--- START OF ENTRIES PROVIDED ---

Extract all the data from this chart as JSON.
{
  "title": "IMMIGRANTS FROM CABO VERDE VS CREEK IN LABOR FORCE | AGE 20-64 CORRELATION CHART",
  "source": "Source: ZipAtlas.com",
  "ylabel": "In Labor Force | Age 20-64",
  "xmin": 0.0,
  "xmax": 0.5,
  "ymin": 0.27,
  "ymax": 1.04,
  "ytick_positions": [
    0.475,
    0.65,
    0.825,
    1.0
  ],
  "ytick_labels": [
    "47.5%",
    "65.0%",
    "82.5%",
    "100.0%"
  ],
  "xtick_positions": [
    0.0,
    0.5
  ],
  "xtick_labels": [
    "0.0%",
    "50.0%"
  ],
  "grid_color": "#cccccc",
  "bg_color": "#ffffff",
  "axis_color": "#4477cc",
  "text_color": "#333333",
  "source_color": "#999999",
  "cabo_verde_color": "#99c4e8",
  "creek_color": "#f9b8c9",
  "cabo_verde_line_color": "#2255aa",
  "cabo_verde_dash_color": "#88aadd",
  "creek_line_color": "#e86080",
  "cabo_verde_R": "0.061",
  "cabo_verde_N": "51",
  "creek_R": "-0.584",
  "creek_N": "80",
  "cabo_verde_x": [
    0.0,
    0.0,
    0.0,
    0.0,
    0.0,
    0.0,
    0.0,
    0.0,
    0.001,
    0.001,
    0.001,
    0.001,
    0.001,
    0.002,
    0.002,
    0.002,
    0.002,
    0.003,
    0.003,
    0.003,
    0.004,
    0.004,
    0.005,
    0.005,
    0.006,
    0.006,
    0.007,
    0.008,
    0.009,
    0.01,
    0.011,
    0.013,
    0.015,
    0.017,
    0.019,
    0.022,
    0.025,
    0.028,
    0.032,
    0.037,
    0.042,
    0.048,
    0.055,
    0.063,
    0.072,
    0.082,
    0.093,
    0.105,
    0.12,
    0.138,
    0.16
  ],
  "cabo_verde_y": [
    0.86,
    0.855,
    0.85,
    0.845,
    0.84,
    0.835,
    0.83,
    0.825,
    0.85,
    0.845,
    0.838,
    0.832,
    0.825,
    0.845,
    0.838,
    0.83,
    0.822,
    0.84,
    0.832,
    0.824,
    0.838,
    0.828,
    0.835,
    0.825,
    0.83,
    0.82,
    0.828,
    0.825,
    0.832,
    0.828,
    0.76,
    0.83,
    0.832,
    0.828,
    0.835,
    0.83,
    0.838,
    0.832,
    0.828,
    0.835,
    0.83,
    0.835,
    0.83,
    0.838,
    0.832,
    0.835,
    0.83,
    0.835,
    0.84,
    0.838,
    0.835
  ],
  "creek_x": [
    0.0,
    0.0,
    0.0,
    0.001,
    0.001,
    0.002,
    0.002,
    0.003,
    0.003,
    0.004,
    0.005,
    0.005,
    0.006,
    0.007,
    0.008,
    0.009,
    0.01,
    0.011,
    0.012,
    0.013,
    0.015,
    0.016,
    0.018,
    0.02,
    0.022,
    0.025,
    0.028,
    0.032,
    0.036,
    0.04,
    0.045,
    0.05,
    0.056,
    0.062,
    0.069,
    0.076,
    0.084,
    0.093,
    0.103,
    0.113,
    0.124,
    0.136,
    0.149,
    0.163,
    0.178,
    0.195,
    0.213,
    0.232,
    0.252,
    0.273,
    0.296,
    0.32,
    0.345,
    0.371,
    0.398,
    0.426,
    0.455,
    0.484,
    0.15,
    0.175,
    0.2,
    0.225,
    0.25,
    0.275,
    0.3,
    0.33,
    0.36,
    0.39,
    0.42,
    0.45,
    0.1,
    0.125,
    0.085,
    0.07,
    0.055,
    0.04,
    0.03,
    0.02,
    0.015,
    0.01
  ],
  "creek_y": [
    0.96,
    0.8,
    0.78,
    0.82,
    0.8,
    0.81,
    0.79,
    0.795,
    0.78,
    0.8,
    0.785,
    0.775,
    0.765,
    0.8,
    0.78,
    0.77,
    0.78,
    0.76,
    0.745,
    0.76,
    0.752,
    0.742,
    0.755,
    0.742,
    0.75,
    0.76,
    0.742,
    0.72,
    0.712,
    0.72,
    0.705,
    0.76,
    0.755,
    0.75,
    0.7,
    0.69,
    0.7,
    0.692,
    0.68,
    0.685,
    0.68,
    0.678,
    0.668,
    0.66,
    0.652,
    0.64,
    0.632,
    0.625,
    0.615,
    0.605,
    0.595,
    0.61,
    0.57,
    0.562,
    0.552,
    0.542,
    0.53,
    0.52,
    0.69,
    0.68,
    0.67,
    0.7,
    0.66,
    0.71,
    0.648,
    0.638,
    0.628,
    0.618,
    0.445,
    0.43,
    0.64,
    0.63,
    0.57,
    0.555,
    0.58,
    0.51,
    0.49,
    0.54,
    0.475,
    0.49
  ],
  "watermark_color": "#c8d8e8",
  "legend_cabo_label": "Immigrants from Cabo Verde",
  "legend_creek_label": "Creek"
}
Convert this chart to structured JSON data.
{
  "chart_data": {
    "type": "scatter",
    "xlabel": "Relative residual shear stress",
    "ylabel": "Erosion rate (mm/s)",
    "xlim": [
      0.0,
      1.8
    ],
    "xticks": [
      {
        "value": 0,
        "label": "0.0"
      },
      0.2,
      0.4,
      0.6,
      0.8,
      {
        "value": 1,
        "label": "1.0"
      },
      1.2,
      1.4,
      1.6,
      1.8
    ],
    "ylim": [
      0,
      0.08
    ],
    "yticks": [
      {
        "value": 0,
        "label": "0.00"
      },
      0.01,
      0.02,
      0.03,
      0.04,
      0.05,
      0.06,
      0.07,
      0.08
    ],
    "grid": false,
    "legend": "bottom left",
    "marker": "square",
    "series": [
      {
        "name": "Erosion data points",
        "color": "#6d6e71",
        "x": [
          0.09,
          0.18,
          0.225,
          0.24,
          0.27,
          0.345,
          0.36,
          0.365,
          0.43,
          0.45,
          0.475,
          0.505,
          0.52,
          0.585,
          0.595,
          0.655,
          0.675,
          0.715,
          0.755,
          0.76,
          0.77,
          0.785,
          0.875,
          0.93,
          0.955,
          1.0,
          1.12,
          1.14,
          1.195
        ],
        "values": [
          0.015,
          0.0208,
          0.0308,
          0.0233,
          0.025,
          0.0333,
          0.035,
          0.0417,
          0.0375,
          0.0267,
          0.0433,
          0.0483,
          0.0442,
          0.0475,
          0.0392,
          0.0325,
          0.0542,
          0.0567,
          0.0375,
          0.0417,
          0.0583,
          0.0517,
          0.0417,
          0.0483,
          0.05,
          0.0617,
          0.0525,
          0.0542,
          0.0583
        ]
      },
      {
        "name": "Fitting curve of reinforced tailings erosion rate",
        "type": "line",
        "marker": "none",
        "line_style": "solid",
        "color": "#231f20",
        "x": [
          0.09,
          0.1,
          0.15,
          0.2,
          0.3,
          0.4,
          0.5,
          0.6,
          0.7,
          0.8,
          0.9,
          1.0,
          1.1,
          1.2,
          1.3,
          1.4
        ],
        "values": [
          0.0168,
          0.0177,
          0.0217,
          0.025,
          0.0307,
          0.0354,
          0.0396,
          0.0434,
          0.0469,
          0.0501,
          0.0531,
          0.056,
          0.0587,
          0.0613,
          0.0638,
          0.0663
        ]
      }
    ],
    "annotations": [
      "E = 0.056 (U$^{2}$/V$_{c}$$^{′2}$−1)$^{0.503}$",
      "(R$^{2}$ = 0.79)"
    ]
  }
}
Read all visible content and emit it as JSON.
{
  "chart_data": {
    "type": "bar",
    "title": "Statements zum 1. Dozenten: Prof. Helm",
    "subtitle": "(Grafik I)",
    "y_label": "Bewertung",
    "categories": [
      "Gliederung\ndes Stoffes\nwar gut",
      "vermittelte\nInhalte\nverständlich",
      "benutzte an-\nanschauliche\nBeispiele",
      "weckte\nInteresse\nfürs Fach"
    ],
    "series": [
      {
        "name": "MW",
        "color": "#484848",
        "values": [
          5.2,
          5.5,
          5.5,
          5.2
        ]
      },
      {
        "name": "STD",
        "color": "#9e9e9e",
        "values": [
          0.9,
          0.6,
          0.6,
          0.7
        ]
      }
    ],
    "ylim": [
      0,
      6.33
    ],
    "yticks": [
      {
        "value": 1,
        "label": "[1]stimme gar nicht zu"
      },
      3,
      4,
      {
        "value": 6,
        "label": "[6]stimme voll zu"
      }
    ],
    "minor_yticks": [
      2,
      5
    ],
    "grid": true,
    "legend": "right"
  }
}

--- END OF ENTRIES PROVIDED ---

▶ [REQUIRED TASK]
Take the lines from the one containing "Read all visible content and emit it as JSON." to the last line of the material above and write them out exactly.

▶ [FINISHED EXERCISE]
Read all visible content and emit it as JSON.
{
  "chart_data": {
    "type": "bar",
    "title": "Statements zum 1. Dozenten: Prof. Helm",
    "subtitle": "(Grafik I)",
    "y_label": "Bewertung",
    "categories": [
      "Gliederung\ndes Stoffes\nwar gut",
      "vermittelte\nInhalte\nverständlich",
      "benutzte an-\nanschauliche\nBeispiele",
      "weckte\nInteresse\nfürs Fach"
    ],
    "series": [
      {
        "name": "MW",
        "color": "#484848",
        "values": [
          5.2,
          5.5,
          5.5,
          5.2
        ]
      },
      {
        "name": "STD",
        "color": "#9e9e9e",
        "values": [
          0.9,
          0.6,
          0.6,
          0.7
        ]
      }
    ],
    "ylim": [
      0,
      6.33
    ],
    "yticks": [
      {
        "value": 1,
        "label": "[1]stimme gar nicht zu"
      },
      3,
      4,
      {
        "value": 6,
        "label": "[6]stimme voll zu"
      }
    ],
    "minor_yticks": [
      2,
      5
    ],
    "grid": true,
    "legend": "right"
  }
}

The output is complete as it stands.